[Entries taken from a collection]

[START]

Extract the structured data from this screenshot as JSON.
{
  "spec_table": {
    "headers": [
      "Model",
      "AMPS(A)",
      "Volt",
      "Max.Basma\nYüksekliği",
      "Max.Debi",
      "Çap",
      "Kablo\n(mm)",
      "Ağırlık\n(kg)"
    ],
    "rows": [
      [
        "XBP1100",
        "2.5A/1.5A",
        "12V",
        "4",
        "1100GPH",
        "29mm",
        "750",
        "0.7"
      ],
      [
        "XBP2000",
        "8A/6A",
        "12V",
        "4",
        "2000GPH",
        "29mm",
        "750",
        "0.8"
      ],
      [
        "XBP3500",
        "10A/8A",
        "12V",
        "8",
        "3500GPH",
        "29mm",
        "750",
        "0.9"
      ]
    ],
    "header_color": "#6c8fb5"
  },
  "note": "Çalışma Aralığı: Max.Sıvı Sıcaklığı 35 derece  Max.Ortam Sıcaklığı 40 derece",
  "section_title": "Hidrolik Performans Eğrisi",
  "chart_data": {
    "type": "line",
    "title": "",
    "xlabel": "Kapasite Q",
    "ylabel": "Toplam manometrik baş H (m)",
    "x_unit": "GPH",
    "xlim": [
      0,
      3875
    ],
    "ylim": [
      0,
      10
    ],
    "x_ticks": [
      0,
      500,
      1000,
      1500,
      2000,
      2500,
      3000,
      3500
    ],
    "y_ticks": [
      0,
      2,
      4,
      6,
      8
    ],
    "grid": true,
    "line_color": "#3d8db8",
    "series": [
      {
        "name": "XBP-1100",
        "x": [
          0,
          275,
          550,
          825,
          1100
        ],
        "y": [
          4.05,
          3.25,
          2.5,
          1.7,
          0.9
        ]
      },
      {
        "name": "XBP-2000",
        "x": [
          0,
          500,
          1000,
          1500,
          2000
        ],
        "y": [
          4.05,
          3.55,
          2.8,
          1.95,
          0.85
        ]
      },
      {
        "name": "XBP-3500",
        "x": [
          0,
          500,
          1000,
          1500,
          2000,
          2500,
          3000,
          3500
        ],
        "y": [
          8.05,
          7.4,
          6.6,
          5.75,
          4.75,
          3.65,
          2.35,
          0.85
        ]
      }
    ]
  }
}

[END]

▶ **Required task**
Your answer should be a single number: the count of lines in the entries that contain the word "name".

▶ **Expected output**
3